_Short problem_
Transcribe all the entries word for word, but omit the images.

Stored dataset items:
=-=-=

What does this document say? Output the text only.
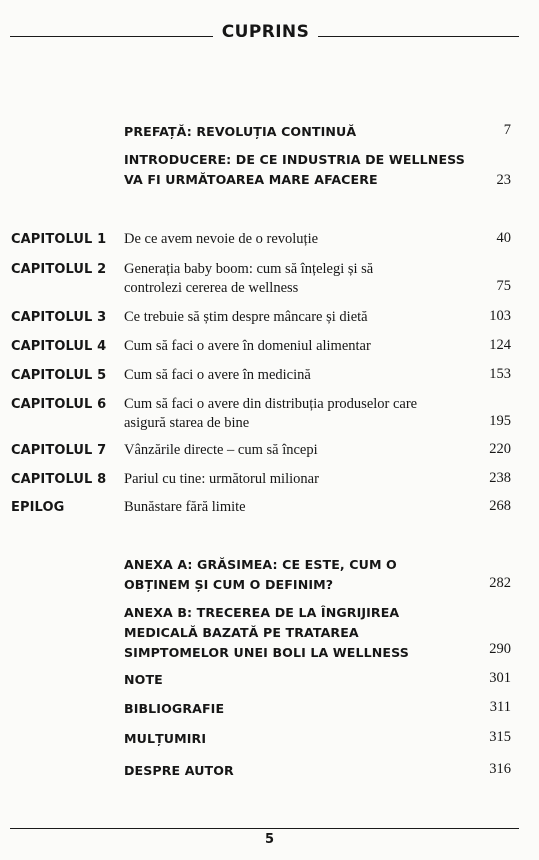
CUPRINS
PREFAȚĂ: REVOLUȚIA CONTINUĂ	7
INTRODUCERE: DE CE INDUSTRIA DE WELLNESS VA FI URMĂTOAREA MARE AFACERE	23
CAPITOLUL 1 De ce avem nevoie de o revoluție	40
CAPITOLUL 2 Generația baby boom: cum să înțelegi și să controlezi cererea de wellness	75
CAPITOLUL 3 Ce trebuie să știm despre mâncare și dietă	103
CAPITOLUL 4 Cum să faci o avere în domeniul alimentar	124
CAPITOLUL 5 Cum să faci o avere în medicină	153
CAPITOLUL 6 Cum să faci o avere din distribuția produselor care asigură starea de bine	195
CAPITOLUL 7 Vânzările directe – cum să începi	220
CAPITOLUL 8 Pariul cu tine: următorul milionar	238
EPILOG	Bunăstare fără limite	268
ANEXA A: GRĂSIMEA: CE ESTE, CUM O OBȚINEM ȘI CUM O DEFINIM?	282
ANEXA B: TRECEREA DE LA ÎNGRIJIREA MEDICALĂ BAZATĂ PE TRATAREA SIMPTOMELOR UNEI BOLI LA WELLNESS	290
NOTE	301
BIBLIOGRAFIE	311
MULȚUMIRI	315
DESPRE AUTOR	316
5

=-=-=

_Answer to the task_
What does this document say? Output the text only.
CUPRINS
PREFAȚĂ: REVOLUȚIA CONTINUĂ	7
INTRODUCERE: DE CE INDUSTRIA DE WELLNESS VA FI URMĂTOAREA MARE AFACERE	23
CAPITOLUL 1 De ce avem nevoie de o revoluție	40
CAPITOLUL 2 Generația baby boom: cum să înțelegi și să controlezi cererea de wellness	75
CAPITOLUL 3 Ce trebuie să știm despre mâncare și dietă	103
CAPITOLUL 4 Cum să faci o avere în domeniul alimentar	124
CAPITOLUL 5 Cum să faci o avere în medicină	153
CAPITOLUL 6 Cum să faci o avere din distribuția produselor care asigură starea de bine	195
CAPITOLUL 7 Vânzările directe – cum să începi	220
CAPITOLUL 8 Pariul cu tine: următorul milionar	238
EPILOG	Bunăstare fără limite	268
ANEXA A: GRĂSIMEA: CE ESTE, CUM O OBȚINEM ȘI CUM O DEFINIM?	282
ANEXA B: TRECEREA DE LA ÎNGRIJIREA MEDICALĂ BAZATĂ PE TRATAREA SIMPTOMELOR UNEI BOLI LA WELLNESS	290
NOTE	301
BIBLIOGRAFIE	311
MULȚUMIRI	315
DESPRE AUTOR	316
5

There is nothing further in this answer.